→ **DIRECTION**
Your task is to give the listing below back word for word, pictures excluded.

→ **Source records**
## Start
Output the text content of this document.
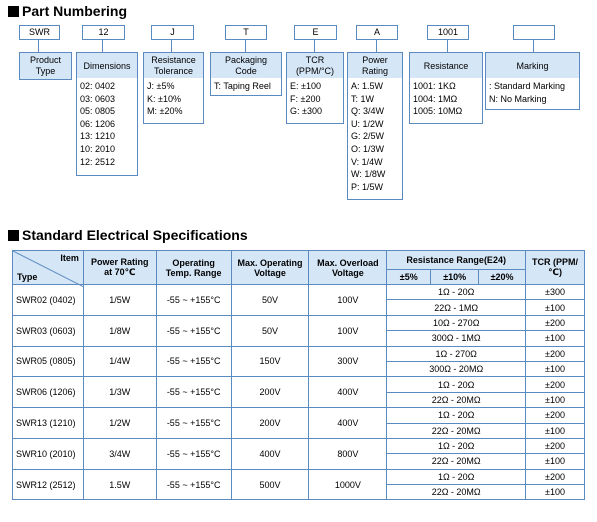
Part Numbering
SWR	12	J	T	E	A	1001
Product
Type
Dimensions
Resistance
Tolerance
Packaging
Code
TCR
(PPM/°C)
Power
Rating
Resistance	Marking
02: 0402
03: 0603
05: 0805
06: 1206
13: 1210
10: 2010
12: 2512
J: ±5%
K: ±10%
M: ±20%
T: Taping Reel	E: ±100
F: ±200
G: ±300
A: 1.5W
T: 1W
Q: 3/4W
U: 1/2W
G: 2/5W
O: 1/3W
V: 1/4W
W: 1/8W
P: 1/5W
1001: 1KΩ
1004: 1MΩ
1005: 10MΩ
: Standard Marking
N: No Marking
Standard Electrical Specifications
Item
Type	Power Rating at 70℃	Operating Temp. Range	Max. Operating Voltage	Max. Overload Voltage	Resistance Range(E24)			TCR (PPM/℃)
					±5%	±10%	±20%	
SWR02 (0402)	1/5W	-55 ~ +155°C	50V	100V	1Ω - 20Ω			±300
					22Ω - 1MΩ			±100
SWR03 (0603)	1/8W	-55 ~ +155°C	50V	100V	10Ω - 270Ω			±200
					300Ω - 1MΩ			±100
SWR05 (0805)	1/4W	-55 ~ +155°C	150V	300V	1Ω - 270Ω			±200
					300Ω - 20MΩ			±100
SWR06 (1206)	1/3W	-55 ~ +155°C	200V	400V	1Ω - 20Ω			±200
					22Ω - 20MΩ			±100
SWR13 (1210)	1/2W	-55 ~ +155°C	200V	400V	1Ω - 20Ω			±200
					22Ω - 20MΩ			±100
SWR10 (2010)	3/4W	-55 ~ +155°C	400V	800V	1Ω - 20Ω			±200
					22Ω - 20MΩ			±100
SWR12 (2512)	1.5W	-55 ~ +155°C	500V	1000V	1Ω - 20Ω			±200
					22Ω - 20MΩ			±100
## End
→ **WRITTEN REPLY**
Output the text content of this document.
Part Numbering
SWR	12	J	T	E	A	1001
Product
Type
Dimensions
Resistance
Tolerance
Packaging
Code
TCR
(PPM/°C)
Power
Rating
Resistance	Marking
02: 0402
03: 0603
05: 0805
06: 1206
13: 1210
10: 2010
12: 2512
J: ±5%
K: ±10%
M: ±20%
T: Taping Reel	E: ±100
F: ±200
G: ±300
A: 1.5W
T: 1W
Q: 3/4W
U: 1/2W
G: 2/5W
O: 1/3W
V: 1/4W
W: 1/8W
P: 1/5W
1001: 1KΩ
1004: 1MΩ
1005: 10MΩ
: Standard Marking
N: No Marking
Standard Electrical Specifications
Item
Type	Power Rating at 70℃	Operating Temp. Range	Max. Operating Voltage	Max. Overload Voltage	Resistance Range(E24)			TCR (PPM/℃)
					±5%	±10%	±20%	
SWR02 (0402)	1/5W	-55 ~ +155°C	50V	100V	1Ω - 20Ω			±300
					22Ω - 1MΩ			±100
SWR03 (0603)	1/8W	-55 ~ +155°C	50V	100V	10Ω - 270Ω			±200
					300Ω - 1MΩ			±100
SWR05 (0805)	1/4W	-55 ~ +155°C	150V	300V	1Ω - 270Ω			±200
					300Ω - 20MΩ			±100
SWR06 (1206)	1/3W	-55 ~ +155°C	200V	400V	1Ω - 20Ω			±200
					22Ω - 20MΩ			±100
SWR13 (1210)	1/2W	-55 ~ +155°C	200V	400V	1Ω - 20Ω			±200
					22Ω - 20MΩ			±100
SWR10 (2010)	3/4W	-55 ~ +155°C	400V	800V	1Ω - 20Ω			±200
					22Ω - 20MΩ			±100
SWR12 (2512)	1.5W	-55 ~ +155°C	500V	1000V	1Ω - 20Ω			±200
					22Ω - 20MΩ			±100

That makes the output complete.